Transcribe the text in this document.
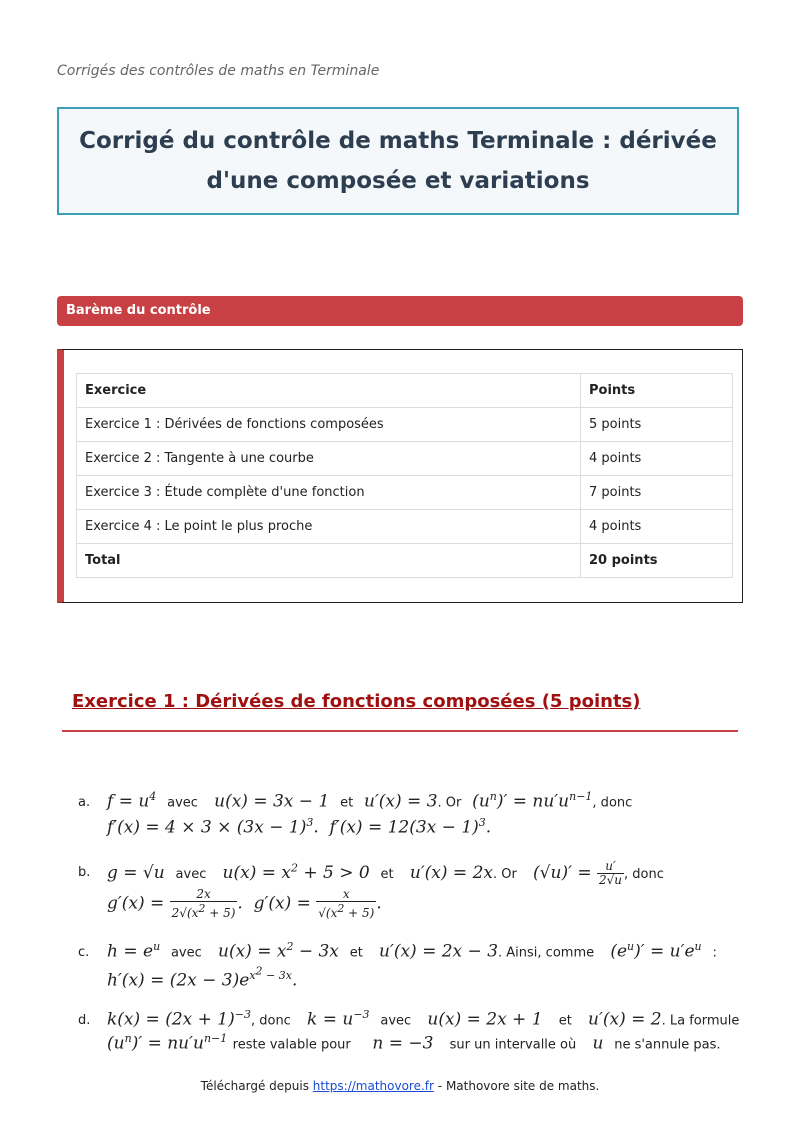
Corrigés des contrôles de maths en Terminale
Corrigé du contrôle de maths Terminale : dérivée d'une composée et variations
Barème du contrôle
Exercice	Points
Exercice 1 : Dérivées de fonctions composées	5 points
Exercice 2 : Tangente à une courbe	4 points
Exercice 3 : Étude complète d'une fonction	7 points
Exercice 4 : Le point le plus proche	4 points
Total	20 points
Exercice 1 : Dérivées de fonctions composées (5 points)
a. $f = u^4$ avec   u(x) = 3x − 1  et  u′(x) = 3. Or  $(u^n)' = nu'u^{n-1}$, donc
$f'(x) = 4 \times 3 \times (3x - 1)^3$.  $f'(x) = 12(3x - 1)^3$.
b. g = √u  avec   $u(x) = x^2 + 5 > 0$  et   u′(x) = 2x. Or   $(√u)' = \frac{u'}{2√u}$ , donc
$g'(x) = \frac{2x}{2√(x^2 + 5)}$ .  $g'(x) = \frac{x}{√(x^2 + 5)}$ .
c. $h = e^u$ avec   $u(x) = x^2 - 3x$  et   u′(x) = 2x − 3. Ainsi, comme   $(e^u)' = u'e^u$ :
$h'(x) = (2x - 3)e^{x^2 - 3x}$.
d. $k(x) = (2x + 1)^{-3}$, donc   $k = u^{-3}$ avec   u(x) = 2x + 1   et   u′(x) = 2. La formule
$(u^n)' = nu'u^{n-1}$ reste valable pour    n = −3   sur un intervalle où   u  ne s'annule pas.
Téléchargé depuis https://mathovore.fr - Mathovore site de maths.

---*---

▸ Given task
Make an exact copy of all entries above, dropping the images.

▸ Finished task
Transcribe the text in this document.
Corrigés des contrôles de maths en Terminale
Corrigé du contrôle de maths Terminale : dérivée d'une composée et variations
Barème du contrôle
Exercice	Points
Exercice 1 : Dérivées de fonctions composées	5 points
Exercice 2 : Tangente à une courbe	4 points
Exercice 3 : Étude complète d'une fonction	7 points
Exercice 4 : Le point le plus proche	4 points
Total	20 points
Exercice 1 : Dérivées de fonctions composées (5 points)
a. $f = u^4$ avec   u(x) = 3x − 1  et  u′(x) = 3. Or  $(u^n)' = nu'u^{n-1}$, donc
$f'(x) = 4 \times 3 \times (3x - 1)^3$.  $f'(x) = 12(3x - 1)^3$.
b. g = √u  avec   $u(x) = x^2 + 5 > 0$  et   u′(x) = 2x. Or   $(√u)' = \frac{u'}{2√u}$ , donc
$g'(x) = \frac{2x}{2√(x^2 + 5)}$ .  $g'(x) = \frac{x}{√(x^2 + 5)}$ .
c. $h = e^u$ avec   $u(x) = x^2 - 3x$  et   u′(x) = 2x − 3. Ainsi, comme   $(e^u)' = u'e^u$ :
$h'(x) = (2x - 3)e^{x^2 - 3x}$.
d. $k(x) = (2x + 1)^{-3}$, donc   $k = u^{-3}$ avec   u(x) = 2x + 1   et   u′(x) = 2. La formule
$(u^n)' = nu'u^{n-1}$ reste valable pour    n = −3   sur un intervalle où   u  ne s'annule pas.
Téléchargé depuis https://mathovore.fr - Mathovore site de maths.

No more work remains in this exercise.